◆ **YOUR TASK**
Copy out the records below, substituting "field-label" for every "row-label" and leaving the rest unchanged.

+++

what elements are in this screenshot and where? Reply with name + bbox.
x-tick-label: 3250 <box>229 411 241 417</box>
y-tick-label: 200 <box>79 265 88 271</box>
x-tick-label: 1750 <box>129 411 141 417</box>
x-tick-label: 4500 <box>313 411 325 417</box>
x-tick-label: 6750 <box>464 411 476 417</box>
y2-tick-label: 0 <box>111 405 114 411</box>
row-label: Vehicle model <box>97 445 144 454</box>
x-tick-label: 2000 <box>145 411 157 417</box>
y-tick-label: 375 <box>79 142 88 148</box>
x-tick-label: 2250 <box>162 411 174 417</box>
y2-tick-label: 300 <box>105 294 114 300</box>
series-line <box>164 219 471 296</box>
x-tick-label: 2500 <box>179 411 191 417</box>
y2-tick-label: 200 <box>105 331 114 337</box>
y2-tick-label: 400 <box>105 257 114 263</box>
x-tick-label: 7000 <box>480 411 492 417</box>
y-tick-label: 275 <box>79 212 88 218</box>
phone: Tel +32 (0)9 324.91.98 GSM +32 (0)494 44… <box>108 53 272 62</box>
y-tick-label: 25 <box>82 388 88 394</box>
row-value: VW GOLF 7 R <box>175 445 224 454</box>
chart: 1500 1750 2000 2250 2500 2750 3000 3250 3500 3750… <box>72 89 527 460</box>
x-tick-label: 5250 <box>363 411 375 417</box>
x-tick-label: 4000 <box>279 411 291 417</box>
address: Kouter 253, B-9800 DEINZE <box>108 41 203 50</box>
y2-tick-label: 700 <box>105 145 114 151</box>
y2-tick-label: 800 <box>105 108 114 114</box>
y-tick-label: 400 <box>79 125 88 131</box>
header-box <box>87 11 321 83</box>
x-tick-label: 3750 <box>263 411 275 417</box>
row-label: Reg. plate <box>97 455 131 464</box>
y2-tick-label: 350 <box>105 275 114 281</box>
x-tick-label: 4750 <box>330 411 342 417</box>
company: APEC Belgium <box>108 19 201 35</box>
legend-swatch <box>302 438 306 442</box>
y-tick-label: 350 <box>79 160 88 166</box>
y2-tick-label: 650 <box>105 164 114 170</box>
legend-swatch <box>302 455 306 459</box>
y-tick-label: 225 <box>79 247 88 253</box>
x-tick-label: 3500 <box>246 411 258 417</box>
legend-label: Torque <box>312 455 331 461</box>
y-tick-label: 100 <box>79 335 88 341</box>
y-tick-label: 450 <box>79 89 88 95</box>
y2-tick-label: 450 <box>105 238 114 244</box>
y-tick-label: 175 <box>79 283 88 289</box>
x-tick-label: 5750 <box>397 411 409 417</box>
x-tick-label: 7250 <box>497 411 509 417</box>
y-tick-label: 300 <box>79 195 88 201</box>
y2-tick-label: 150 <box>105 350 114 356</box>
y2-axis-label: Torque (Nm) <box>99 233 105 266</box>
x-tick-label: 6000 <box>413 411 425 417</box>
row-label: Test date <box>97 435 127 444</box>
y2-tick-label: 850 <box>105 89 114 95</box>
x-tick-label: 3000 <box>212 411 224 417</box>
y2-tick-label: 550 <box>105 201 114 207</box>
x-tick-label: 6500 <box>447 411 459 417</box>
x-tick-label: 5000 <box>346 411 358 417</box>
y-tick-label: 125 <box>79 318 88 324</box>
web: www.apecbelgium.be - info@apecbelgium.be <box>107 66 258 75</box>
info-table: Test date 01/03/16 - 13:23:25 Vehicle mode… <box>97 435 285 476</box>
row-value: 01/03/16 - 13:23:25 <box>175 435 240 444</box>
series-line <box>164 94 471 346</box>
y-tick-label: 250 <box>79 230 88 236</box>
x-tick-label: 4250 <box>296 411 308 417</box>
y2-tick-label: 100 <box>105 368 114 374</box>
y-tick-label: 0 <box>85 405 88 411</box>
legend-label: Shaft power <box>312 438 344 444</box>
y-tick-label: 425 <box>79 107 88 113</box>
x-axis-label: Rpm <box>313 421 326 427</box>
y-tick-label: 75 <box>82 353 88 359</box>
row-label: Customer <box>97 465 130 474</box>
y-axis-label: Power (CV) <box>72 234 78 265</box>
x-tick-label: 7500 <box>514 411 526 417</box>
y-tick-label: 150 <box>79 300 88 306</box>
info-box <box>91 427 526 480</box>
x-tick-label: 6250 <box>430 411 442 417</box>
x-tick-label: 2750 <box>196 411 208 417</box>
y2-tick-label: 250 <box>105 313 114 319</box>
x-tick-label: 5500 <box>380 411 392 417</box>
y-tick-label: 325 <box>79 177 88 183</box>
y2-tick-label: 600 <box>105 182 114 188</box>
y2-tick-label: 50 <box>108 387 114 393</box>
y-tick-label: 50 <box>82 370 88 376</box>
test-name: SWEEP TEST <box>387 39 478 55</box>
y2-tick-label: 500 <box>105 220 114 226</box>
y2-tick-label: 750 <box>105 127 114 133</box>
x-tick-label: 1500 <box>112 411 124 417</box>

+++

◆ **RESPONSE TO THIS TASK**
what elements are in this screenshot and where? Reply with name + bbox.
x-tick-label: 3250 <box>229 411 241 417</box>
y-tick-label: 200 <box>79 265 88 271</box>
x-tick-label: 1750 <box>129 411 141 417</box>
x-tick-label: 4500 <box>313 411 325 417</box>
x-tick-label: 6750 <box>464 411 476 417</box>
y2-tick-label: 0 <box>111 405 114 411</box>
field-label: Vehicle model <box>97 445 144 454</box>
x-tick-label: 2000 <box>145 411 157 417</box>
y-tick-label: 375 <box>79 142 88 148</box>
x-tick-label: 2250 <box>162 411 174 417</box>
y2-tick-label: 300 <box>105 294 114 300</box>
series-line <box>164 219 471 296</box>
x-tick-label: 2500 <box>179 411 191 417</box>
y2-tick-label: 200 <box>105 331 114 337</box>
y2-tick-label: 400 <box>105 257 114 263</box>
x-tick-label: 7000 <box>480 411 492 417</box>
y-tick-label: 275 <box>79 212 88 218</box>
phone: Tel +32 (0)9 324.91.98 GSM +32 (0)494 44… <box>108 53 272 62</box>
y-tick-label: 25 <box>82 388 88 394</box>
row-value: VW GOLF 7 R <box>175 445 224 454</box>
chart: 1500 1750 2000 2250 2500 2750 3000 3250 3500 3750… <box>72 89 527 460</box>
x-tick-label: 5250 <box>363 411 375 417</box>
x-tick-label: 4000 <box>279 411 291 417</box>
address: Kouter 253, B-9800 DEINZE <box>108 41 203 50</box>
y2-tick-label: 700 <box>105 145 114 151</box>
y2-tick-label: 800 <box>105 108 114 114</box>
y-tick-label: 400 <box>79 125 88 131</box>
header-box <box>87 11 321 83</box>
x-tick-label: 3750 <box>263 411 275 417</box>
field-label: Reg. plate <box>97 455 131 464</box>
y2-tick-label: 350 <box>105 275 114 281</box>
x-tick-label: 4750 <box>330 411 342 417</box>
company: APEC Belgium <box>108 19 201 35</box>
legend-swatch <box>302 438 306 442</box>
y-tick-label: 350 <box>79 160 88 166</box>
y2-tick-label: 650 <box>105 164 114 170</box>
legend-swatch <box>302 455 306 459</box>
y-tick-label: 225 <box>79 247 88 253</box>
x-tick-label: 3500 <box>246 411 258 417</box>
legend-label: Torque <box>312 455 331 461</box>
y-tick-label: 100 <box>79 335 88 341</box>
y-tick-label: 450 <box>79 89 88 95</box>
y2-tick-label: 450 <box>105 238 114 244</box>
y-tick-label: 175 <box>79 283 88 289</box>
x-tick-label: 5750 <box>397 411 409 417</box>
x-tick-label: 7250 <box>497 411 509 417</box>
y-tick-label: 300 <box>79 195 88 201</box>
y2-tick-label: 150 <box>105 350 114 356</box>
y2-axis-label: Torque (Nm) <box>99 233 105 266</box>
x-tick-label: 6000 <box>413 411 425 417</box>
field-label: Test date <box>97 435 127 444</box>
y2-tick-label: 850 <box>105 89 114 95</box>
x-tick-label: 3000 <box>212 411 224 417</box>
y2-tick-label: 550 <box>105 201 114 207</box>
x-tick-label: 6500 <box>447 411 459 417</box>
x-tick-label: 5000 <box>346 411 358 417</box>
y-tick-label: 125 <box>79 318 88 324</box>
web: www.apecbelgium.be - info@apecbelgium.be <box>107 66 258 75</box>
info-table: Test date 01/03/16 - 13:23:25 Vehicle mode… <box>97 435 285 476</box>
row-value: 01/03/16 - 13:23:25 <box>175 435 240 444</box>
series-line <box>164 94 471 346</box>
y-tick-label: 250 <box>79 230 88 236</box>
x-tick-label: 4250 <box>296 411 308 417</box>
y2-tick-label: 100 <box>105 368 114 374</box>
y-tick-label: 0 <box>85 405 88 411</box>
legend-label: Shaft power <box>312 438 344 444</box>
y-tick-label: 425 <box>79 107 88 113</box>
x-axis-label: Rpm <box>313 421 326 427</box>
y-tick-label: 75 <box>82 353 88 359</box>
field-label: Customer <box>97 465 130 474</box>
y-axis-label: Power (CV) <box>72 234 78 265</box>
x-tick-label: 7500 <box>514 411 526 417</box>
y-tick-label: 150 <box>79 300 88 306</box>
info-box <box>91 427 526 480</box>
x-tick-label: 6250 <box>430 411 442 417</box>
x-tick-label: 2750 <box>196 411 208 417</box>
y2-tick-label: 250 <box>105 313 114 319</box>
x-tick-label: 5500 <box>380 411 392 417</box>
y-tick-label: 325 <box>79 177 88 183</box>
y2-tick-label: 600 <box>105 182 114 188</box>
y2-tick-label: 50 <box>108 387 114 393</box>
y-tick-label: 50 <box>82 370 88 376</box>
test-name: SWEEP TEST <box>387 39 478 55</box>
y2-tick-label: 500 <box>105 220 114 226</box>
y2-tick-label: 750 <box>105 127 114 133</box>
x-tick-label: 1500 <box>112 411 124 417</box>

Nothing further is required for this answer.